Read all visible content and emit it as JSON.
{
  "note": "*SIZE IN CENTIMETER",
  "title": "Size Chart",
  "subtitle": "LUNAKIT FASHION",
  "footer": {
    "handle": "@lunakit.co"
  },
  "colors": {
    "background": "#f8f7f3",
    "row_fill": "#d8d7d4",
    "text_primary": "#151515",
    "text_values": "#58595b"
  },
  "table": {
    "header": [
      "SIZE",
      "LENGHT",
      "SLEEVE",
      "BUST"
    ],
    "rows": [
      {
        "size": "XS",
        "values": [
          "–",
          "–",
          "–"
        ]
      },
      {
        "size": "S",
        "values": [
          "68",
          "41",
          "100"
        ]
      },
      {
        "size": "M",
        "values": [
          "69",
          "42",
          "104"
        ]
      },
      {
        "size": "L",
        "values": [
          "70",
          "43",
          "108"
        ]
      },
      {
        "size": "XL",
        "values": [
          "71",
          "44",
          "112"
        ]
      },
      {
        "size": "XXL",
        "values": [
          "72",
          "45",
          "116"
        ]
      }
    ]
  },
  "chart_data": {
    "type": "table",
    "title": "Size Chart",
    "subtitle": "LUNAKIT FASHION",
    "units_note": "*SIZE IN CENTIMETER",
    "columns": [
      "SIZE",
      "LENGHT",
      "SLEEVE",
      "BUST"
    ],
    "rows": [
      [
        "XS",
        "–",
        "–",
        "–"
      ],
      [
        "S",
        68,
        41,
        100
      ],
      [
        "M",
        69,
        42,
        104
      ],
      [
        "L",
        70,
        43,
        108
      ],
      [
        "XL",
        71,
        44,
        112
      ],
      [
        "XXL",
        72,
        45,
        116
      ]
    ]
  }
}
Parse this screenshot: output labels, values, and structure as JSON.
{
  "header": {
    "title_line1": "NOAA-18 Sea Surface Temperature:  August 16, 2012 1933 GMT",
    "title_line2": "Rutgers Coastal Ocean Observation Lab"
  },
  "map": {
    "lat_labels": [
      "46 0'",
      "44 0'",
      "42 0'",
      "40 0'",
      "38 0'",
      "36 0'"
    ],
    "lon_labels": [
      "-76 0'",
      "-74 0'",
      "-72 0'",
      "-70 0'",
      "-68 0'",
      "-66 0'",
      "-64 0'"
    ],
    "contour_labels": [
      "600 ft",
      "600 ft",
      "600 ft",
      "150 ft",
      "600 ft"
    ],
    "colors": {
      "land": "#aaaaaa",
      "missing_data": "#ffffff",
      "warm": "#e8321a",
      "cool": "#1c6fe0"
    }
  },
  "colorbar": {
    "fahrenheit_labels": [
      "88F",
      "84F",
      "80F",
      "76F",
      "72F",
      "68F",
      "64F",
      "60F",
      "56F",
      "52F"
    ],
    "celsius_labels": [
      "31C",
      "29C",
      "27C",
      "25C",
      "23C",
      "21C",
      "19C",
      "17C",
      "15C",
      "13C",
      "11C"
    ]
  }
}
==========
### Challenge
Reproduce the entries above exactly.

### Solution to this task
Read all visible content and emit it as JSON.
{
  "note": "*SIZE IN CENTIMETER",
  "title": "Size Chart",
  "subtitle": "LUNAKIT FASHION",
  "footer": {
    "handle": "@lunakit.co"
  },
  "colors": {
    "background": "#f8f7f3",
    "row_fill": "#d8d7d4",
    "text_primary": "#151515",
    "text_values": "#58595b"
  },
  "table": {
    "header": [
      "SIZE",
      "LENGHT",
      "SLEEVE",
      "BUST"
    ],
    "rows": [
      {
        "size": "XS",
        "values": [
          "–",
          "–",
          "–"
        ]
      },
      {
        "size": "S",
        "values": [
          "68",
          "41",
          "100"
        ]
      },
      {
        "size": "M",
        "values": [
          "69",
          "42",
          "104"
        ]
      },
      {
        "size": "L",
        "values": [
          "70",
          "43",
          "108"
        ]
      },
      {
        "size": "XL",
        "values": [
          "71",
          "44",
          "112"
        ]
      },
      {
        "size": "XXL",
        "values": [
          "72",
          "45",
          "116"
        ]
      }
    ]
  },
  "chart_data": {
    "type": "table",
    "title": "Size Chart",
    "subtitle": "LUNAKIT FASHION",
    "units_note": "*SIZE IN CENTIMETER",
    "columns": [
      "SIZE",
      "LENGHT",
      "SLEEVE",
      "BUST"
    ],
    "rows": [
      [
        "XS",
        "–",
        "–",
        "–"
      ],
      [
        "S",
        68,
        41,
        100
      ],
      [
        "M",
        69,
        42,
        104
      ],
      [
        "L",
        70,
        43,
        108
      ],
      [
        "XL",
        71,
        44,
        112
      ],
      [
        "XXL",
        72,
        45,
        116
      ]
    ]
  }
}
Parse this screenshot: output labels, values, and structure as JSON.
{
  "header": {
    "title_line1": "NOAA-18 Sea Surface Temperature:  August 16, 2012 1933 GMT",
    "title_line2": "Rutgers Coastal Ocean Observation Lab"
  },
  "map": {
    "lat_labels": [
      "46 0'",
      "44 0'",
      "42 0'",
      "40 0'",
      "38 0'",
      "36 0'"
    ],
    "lon_labels": [
      "-76 0'",
      "-74 0'",
      "-72 0'",
      "-70 0'",
      "-68 0'",
      "-66 0'",
      "-64 0'"
    ],
    "contour_labels": [
      "600 ft",
      "600 ft",
      "600 ft",
      "150 ft",
      "600 ft"
    ],
    "colors": {
      "land": "#aaaaaa",
      "missing_data": "#ffffff",
      "warm": "#e8321a",
      "cool": "#1c6fe0"
    }
  },
  "colorbar": {
    "fahrenheit_labels": [
      "88F",
      "84F",
      "80F",
      "76F",
      "72F",
      "68F",
      "64F",
      "60F",
      "56F",
      "52F"
    ],
    "celsius_labels": [
      "31C",
      "29C",
      "27C",
      "25C",
      "23C",
      "21C",
      "19C",
      "17C",
      "15C",
      "13C",
      "11C"
    ]
  }
}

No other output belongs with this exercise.